WHAT YOU NEED TO DO –
Pull out all lines from the listing below in which the word "this" appears.

RECORDS PROVIDED –
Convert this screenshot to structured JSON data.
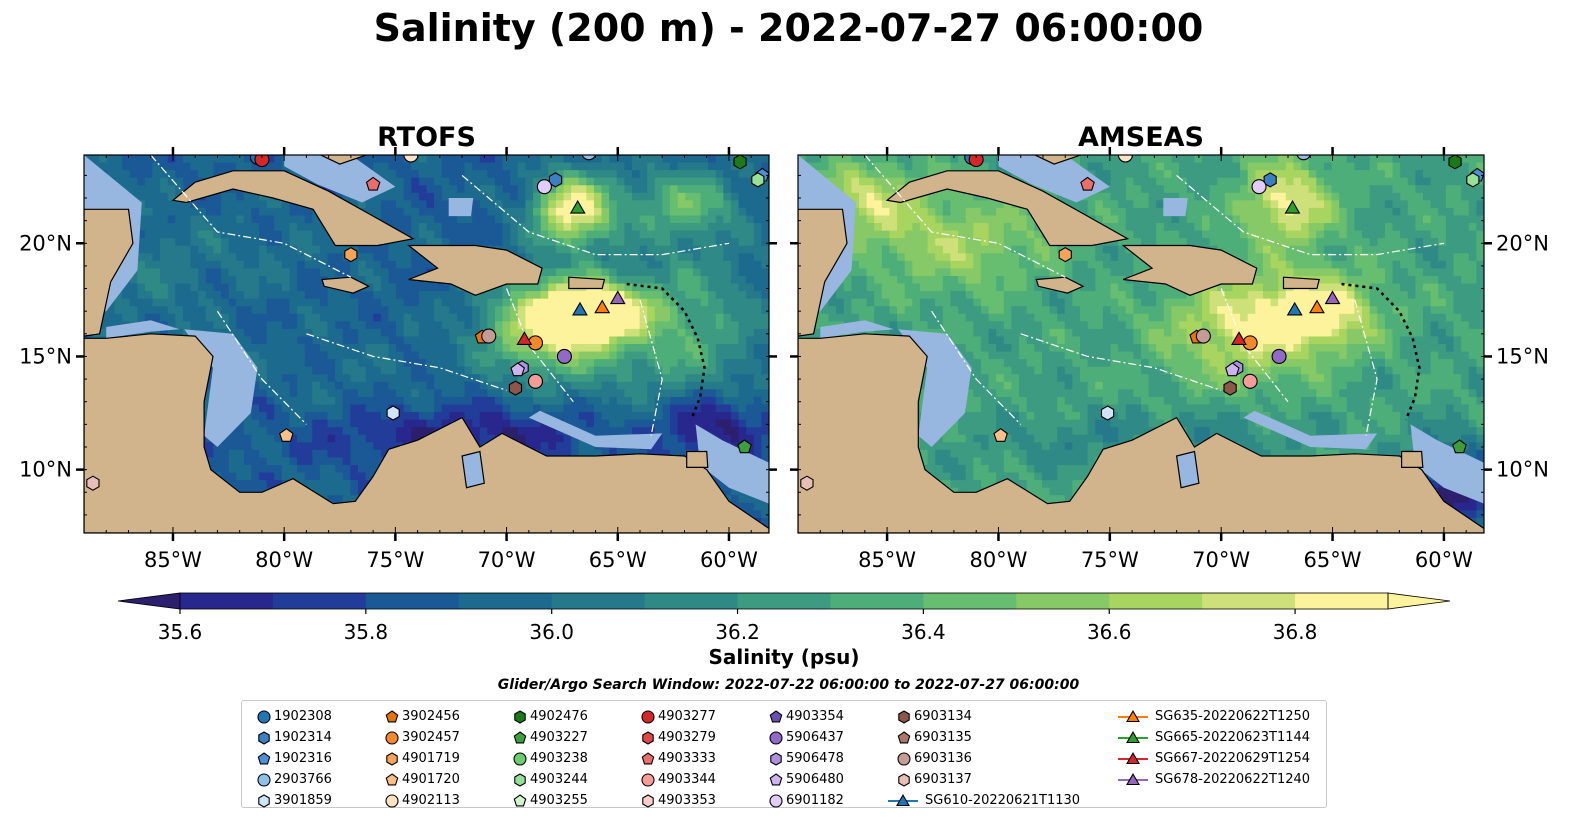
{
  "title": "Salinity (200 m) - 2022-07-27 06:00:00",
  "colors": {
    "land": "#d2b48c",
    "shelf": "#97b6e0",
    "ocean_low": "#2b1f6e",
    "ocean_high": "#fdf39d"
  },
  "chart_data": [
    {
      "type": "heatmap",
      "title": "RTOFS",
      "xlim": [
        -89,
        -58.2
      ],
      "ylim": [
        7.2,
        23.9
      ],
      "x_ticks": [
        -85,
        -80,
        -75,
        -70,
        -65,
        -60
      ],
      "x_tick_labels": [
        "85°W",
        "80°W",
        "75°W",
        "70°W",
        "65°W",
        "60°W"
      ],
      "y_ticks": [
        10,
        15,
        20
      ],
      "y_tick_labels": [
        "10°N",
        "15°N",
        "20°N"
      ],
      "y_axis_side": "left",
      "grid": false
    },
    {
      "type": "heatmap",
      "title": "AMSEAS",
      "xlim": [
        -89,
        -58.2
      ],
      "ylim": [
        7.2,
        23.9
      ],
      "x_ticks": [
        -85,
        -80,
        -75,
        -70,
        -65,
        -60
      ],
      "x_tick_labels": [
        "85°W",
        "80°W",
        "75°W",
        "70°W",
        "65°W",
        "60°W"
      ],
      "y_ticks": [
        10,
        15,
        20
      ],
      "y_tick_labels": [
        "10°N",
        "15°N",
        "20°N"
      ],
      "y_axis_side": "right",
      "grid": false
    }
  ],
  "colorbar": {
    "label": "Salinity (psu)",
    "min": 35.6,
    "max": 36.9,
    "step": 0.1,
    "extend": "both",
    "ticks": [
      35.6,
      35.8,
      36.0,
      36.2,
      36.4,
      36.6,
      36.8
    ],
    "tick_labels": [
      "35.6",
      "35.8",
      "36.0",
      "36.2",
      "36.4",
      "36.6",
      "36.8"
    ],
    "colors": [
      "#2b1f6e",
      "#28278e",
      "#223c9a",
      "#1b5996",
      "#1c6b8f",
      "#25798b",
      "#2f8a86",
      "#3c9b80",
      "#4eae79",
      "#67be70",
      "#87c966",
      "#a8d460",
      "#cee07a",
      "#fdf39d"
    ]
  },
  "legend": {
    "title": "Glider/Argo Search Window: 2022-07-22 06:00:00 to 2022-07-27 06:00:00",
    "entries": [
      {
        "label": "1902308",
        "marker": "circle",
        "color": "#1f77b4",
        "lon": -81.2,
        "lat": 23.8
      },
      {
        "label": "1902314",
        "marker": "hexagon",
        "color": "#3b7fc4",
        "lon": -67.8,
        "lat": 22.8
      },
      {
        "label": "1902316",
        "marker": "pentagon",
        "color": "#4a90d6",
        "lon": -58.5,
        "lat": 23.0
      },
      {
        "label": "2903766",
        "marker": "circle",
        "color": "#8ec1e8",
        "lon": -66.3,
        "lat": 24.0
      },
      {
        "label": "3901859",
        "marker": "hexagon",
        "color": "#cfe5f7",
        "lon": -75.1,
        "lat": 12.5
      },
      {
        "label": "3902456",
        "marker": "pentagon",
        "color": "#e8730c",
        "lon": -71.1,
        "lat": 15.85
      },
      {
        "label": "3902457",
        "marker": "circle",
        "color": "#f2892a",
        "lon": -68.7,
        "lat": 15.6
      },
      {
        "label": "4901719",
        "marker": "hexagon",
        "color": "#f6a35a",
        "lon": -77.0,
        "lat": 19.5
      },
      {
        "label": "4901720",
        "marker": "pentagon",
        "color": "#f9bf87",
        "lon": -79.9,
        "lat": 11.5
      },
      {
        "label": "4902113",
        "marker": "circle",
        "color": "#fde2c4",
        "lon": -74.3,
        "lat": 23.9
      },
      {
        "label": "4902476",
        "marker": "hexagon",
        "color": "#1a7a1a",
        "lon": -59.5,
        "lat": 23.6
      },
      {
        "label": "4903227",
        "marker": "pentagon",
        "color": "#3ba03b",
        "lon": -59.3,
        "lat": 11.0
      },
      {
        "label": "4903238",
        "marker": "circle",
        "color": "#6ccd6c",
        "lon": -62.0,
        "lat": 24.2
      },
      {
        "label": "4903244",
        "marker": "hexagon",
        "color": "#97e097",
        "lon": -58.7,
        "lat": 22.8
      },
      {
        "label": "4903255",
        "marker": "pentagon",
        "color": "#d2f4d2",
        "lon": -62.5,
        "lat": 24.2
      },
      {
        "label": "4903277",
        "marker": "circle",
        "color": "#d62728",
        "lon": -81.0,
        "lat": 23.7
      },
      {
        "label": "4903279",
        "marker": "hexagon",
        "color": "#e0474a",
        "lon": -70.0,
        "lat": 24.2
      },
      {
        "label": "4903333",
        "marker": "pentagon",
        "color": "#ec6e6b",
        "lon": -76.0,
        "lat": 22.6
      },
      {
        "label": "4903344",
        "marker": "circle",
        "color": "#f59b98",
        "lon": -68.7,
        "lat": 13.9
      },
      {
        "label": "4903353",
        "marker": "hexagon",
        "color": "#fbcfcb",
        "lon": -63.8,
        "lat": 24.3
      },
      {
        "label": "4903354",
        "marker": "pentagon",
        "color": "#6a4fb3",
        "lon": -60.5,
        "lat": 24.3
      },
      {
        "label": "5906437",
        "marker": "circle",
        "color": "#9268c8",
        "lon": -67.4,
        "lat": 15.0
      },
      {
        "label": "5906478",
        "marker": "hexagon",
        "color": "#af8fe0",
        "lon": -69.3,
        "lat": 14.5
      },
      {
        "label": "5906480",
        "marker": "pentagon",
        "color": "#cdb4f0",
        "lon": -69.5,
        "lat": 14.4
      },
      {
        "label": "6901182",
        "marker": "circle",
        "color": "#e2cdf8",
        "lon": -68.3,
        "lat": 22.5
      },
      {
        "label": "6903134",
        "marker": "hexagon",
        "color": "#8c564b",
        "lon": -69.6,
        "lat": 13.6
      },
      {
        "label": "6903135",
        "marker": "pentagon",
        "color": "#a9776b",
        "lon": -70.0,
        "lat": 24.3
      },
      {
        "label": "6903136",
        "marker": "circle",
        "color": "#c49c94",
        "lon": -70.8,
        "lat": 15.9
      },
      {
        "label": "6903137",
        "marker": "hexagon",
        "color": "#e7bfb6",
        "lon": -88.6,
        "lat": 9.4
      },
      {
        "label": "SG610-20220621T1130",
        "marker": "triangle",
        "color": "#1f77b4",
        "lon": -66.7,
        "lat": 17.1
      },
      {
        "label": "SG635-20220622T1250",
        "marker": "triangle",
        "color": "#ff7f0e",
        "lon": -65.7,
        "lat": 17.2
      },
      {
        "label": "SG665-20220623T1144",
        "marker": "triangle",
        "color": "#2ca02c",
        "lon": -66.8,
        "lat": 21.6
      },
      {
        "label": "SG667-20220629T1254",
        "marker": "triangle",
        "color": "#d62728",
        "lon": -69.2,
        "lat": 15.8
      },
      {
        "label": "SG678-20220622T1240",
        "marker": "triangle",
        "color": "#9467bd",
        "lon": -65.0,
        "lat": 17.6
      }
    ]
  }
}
...
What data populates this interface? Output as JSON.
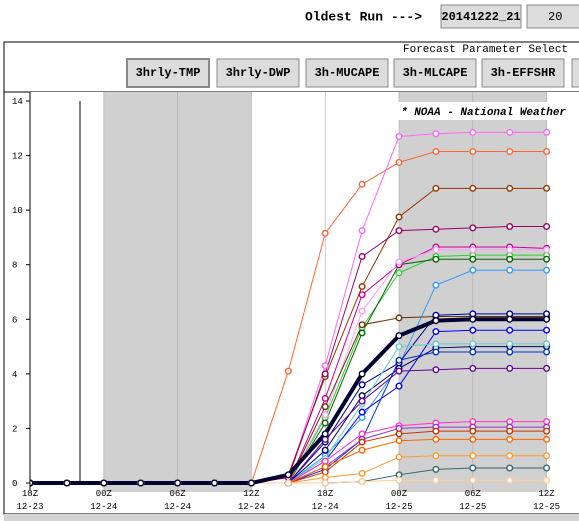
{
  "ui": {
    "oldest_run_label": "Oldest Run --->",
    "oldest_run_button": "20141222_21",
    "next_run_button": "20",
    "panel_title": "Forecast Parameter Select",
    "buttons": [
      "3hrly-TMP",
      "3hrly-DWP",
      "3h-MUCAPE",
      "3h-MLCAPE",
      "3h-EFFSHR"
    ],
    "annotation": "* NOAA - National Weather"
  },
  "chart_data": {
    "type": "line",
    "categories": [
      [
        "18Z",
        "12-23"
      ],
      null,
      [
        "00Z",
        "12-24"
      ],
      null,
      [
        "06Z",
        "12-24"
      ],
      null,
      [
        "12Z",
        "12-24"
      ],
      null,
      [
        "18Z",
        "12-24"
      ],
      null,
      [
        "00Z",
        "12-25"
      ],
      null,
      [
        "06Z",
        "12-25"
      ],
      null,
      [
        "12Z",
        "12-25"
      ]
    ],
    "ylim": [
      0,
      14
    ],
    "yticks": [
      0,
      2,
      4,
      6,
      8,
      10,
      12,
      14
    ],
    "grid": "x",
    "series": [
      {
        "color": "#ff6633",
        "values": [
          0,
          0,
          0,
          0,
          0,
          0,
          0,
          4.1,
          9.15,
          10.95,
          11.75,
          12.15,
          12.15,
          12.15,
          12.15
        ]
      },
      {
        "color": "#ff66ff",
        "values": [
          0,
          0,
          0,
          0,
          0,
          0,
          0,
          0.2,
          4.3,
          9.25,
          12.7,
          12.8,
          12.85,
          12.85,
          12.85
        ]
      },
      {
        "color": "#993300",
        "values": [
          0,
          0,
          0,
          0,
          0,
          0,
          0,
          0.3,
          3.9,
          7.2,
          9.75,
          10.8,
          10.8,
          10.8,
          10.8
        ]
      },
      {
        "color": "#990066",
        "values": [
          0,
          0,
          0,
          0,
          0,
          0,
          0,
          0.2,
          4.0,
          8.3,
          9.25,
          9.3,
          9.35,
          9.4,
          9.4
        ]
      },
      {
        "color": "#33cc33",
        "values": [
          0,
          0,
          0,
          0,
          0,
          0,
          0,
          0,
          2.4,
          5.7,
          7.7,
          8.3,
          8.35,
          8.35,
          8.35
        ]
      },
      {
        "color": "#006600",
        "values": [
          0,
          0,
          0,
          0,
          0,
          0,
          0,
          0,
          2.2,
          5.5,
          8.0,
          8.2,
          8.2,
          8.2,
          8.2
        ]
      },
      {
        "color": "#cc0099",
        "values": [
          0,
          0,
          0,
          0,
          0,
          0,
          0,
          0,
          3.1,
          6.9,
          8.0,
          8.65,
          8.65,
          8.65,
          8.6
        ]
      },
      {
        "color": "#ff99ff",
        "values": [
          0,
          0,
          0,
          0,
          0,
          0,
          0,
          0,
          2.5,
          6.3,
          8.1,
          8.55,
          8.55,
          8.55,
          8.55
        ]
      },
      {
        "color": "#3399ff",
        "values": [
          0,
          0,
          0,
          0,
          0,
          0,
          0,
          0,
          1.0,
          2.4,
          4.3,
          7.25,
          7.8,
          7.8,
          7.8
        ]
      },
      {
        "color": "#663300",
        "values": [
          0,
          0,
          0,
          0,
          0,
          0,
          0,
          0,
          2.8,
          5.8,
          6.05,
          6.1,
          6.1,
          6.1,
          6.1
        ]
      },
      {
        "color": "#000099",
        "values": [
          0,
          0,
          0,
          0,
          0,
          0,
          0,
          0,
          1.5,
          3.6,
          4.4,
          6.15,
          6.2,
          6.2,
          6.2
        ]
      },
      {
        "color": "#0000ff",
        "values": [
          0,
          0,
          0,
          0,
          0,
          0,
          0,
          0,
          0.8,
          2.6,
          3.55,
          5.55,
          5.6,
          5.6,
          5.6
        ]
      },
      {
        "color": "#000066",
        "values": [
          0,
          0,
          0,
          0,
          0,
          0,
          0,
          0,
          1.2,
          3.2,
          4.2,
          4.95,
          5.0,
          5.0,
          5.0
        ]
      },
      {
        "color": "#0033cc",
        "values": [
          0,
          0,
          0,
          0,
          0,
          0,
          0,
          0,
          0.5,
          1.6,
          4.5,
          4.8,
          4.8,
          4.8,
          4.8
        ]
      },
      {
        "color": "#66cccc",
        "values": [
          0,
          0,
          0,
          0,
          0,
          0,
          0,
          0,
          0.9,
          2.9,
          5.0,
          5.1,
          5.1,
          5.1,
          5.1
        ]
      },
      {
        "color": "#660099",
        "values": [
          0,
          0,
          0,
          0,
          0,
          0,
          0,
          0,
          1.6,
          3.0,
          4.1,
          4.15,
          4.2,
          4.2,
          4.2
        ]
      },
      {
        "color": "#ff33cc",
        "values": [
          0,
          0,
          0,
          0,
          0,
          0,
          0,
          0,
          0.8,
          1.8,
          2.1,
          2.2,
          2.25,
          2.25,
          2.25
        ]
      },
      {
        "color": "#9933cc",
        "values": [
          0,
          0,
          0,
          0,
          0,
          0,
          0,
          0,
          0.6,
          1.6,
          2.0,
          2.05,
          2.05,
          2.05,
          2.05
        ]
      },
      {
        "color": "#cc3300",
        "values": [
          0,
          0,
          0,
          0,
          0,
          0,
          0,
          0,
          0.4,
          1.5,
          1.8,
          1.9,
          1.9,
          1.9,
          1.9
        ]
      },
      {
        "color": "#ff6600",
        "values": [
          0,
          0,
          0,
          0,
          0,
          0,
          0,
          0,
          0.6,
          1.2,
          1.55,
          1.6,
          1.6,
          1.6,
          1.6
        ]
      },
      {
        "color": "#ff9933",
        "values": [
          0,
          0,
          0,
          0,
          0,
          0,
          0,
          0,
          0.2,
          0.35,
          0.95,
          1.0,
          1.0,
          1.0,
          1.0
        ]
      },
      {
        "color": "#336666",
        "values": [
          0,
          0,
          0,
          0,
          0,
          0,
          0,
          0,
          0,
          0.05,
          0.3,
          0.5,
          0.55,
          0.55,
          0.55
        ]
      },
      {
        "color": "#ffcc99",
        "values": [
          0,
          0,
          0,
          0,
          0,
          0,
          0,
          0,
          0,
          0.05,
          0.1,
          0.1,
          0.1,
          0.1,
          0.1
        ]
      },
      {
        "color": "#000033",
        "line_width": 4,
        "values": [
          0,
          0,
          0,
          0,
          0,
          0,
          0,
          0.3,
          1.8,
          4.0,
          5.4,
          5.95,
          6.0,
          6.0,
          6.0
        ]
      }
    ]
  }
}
...
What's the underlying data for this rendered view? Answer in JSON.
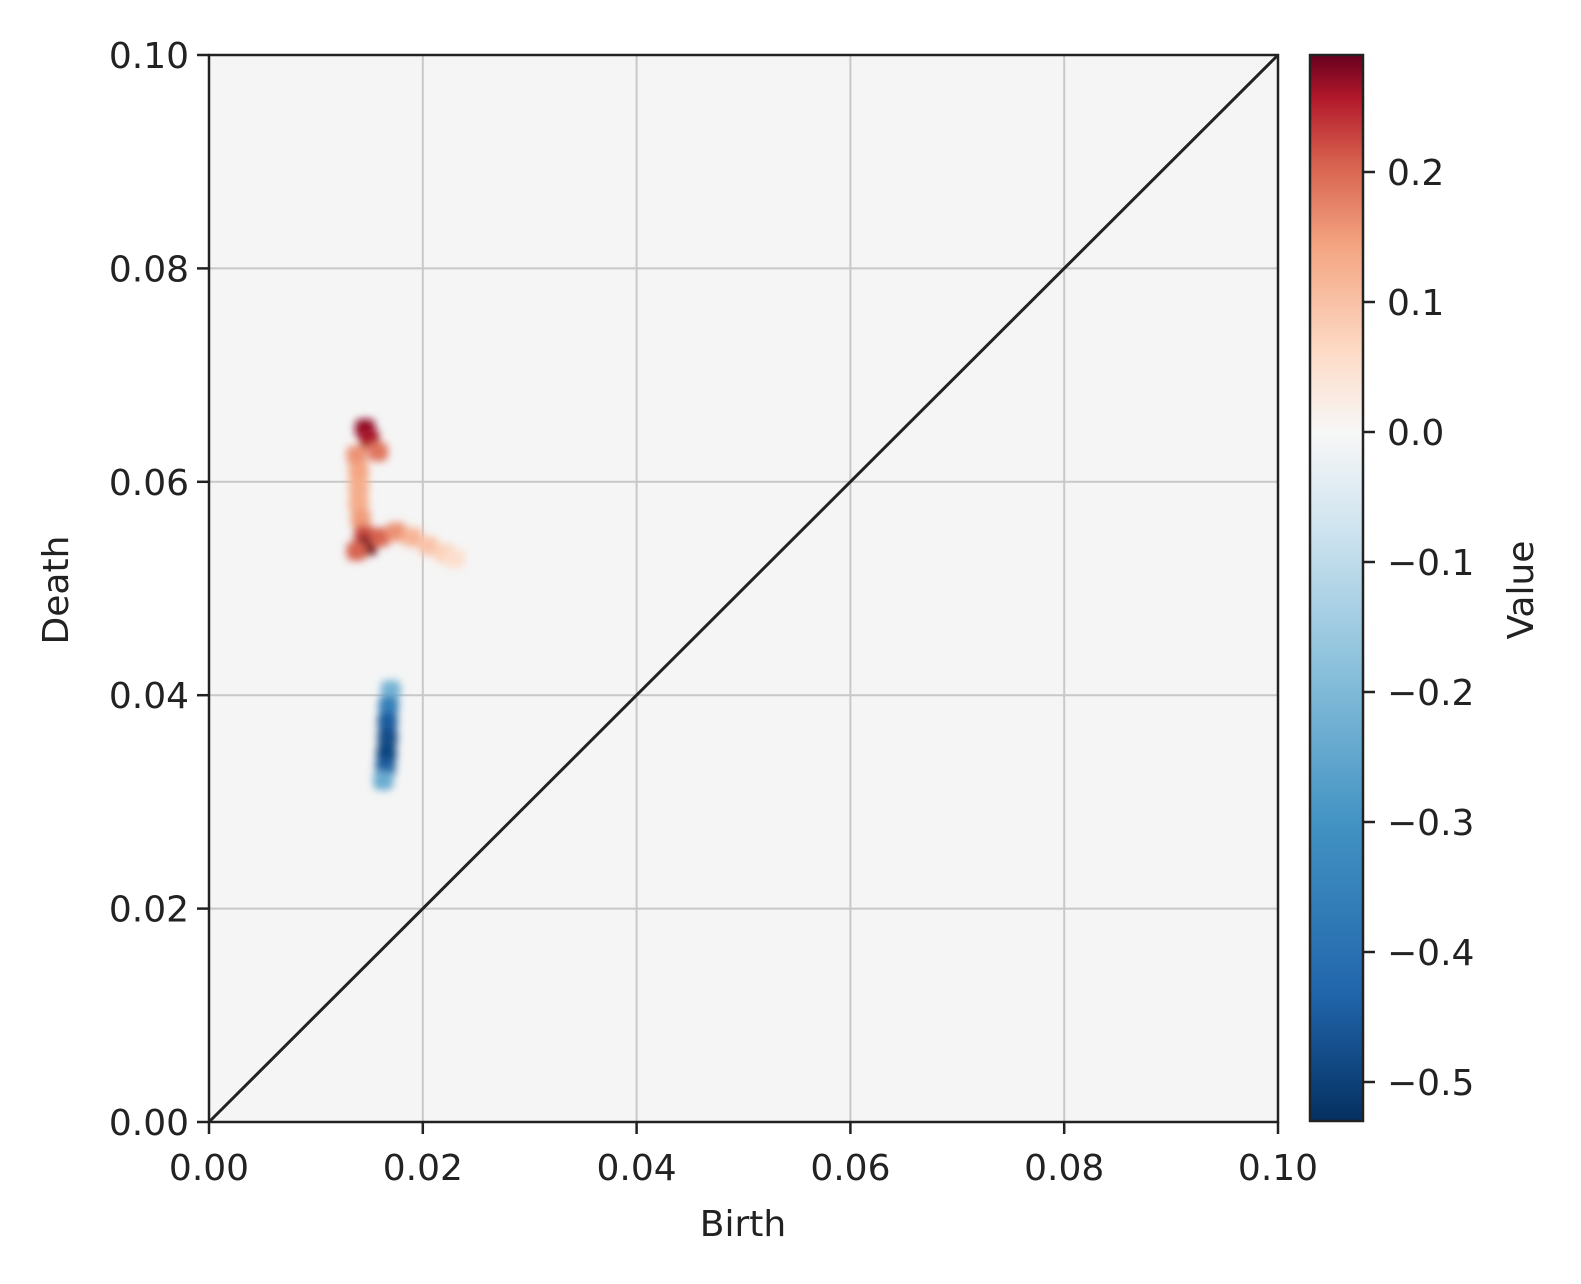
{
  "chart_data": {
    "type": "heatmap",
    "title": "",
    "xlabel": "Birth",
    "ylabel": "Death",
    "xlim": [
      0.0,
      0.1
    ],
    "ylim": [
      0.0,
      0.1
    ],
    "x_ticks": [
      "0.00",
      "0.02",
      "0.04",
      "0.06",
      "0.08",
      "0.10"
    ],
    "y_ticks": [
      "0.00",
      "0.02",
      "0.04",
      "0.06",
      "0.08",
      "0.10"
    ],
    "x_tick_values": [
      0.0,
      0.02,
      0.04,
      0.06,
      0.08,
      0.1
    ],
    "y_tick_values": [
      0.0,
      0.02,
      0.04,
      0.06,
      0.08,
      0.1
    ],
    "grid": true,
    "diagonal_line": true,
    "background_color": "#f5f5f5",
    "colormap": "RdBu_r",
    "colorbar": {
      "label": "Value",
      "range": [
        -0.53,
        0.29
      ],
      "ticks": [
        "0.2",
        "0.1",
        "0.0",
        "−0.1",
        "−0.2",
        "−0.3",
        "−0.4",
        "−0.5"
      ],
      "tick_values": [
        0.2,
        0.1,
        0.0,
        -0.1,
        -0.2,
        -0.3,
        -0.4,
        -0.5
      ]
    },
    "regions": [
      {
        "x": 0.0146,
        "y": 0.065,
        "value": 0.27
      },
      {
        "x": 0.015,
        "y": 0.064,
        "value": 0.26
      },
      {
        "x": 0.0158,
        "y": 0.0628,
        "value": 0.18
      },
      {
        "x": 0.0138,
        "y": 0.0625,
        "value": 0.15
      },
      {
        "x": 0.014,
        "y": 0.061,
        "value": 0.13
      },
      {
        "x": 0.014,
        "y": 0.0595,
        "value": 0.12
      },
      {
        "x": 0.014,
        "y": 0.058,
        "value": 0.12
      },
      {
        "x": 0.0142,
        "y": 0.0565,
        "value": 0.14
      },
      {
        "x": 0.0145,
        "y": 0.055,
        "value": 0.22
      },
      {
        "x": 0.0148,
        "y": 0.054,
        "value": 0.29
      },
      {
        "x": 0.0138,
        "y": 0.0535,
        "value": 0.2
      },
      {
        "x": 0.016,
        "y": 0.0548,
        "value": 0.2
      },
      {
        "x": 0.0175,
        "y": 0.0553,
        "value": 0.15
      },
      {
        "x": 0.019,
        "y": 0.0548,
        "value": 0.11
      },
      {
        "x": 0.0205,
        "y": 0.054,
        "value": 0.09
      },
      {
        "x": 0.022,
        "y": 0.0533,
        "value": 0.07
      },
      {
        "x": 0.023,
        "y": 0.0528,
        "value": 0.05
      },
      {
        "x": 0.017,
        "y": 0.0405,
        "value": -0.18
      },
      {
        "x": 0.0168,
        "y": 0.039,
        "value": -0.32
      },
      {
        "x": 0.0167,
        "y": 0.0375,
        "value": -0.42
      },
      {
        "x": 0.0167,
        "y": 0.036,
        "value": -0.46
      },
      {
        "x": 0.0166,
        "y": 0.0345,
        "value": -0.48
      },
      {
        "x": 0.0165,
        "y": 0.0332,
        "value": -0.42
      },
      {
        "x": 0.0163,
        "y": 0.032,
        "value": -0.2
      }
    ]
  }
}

COMPLETE RESPONSE –
Convert this screenshot to structured JSON data.
What data populates this interface? Output as JSON.
What's the underlying data for this rendered view? Answer in JSON.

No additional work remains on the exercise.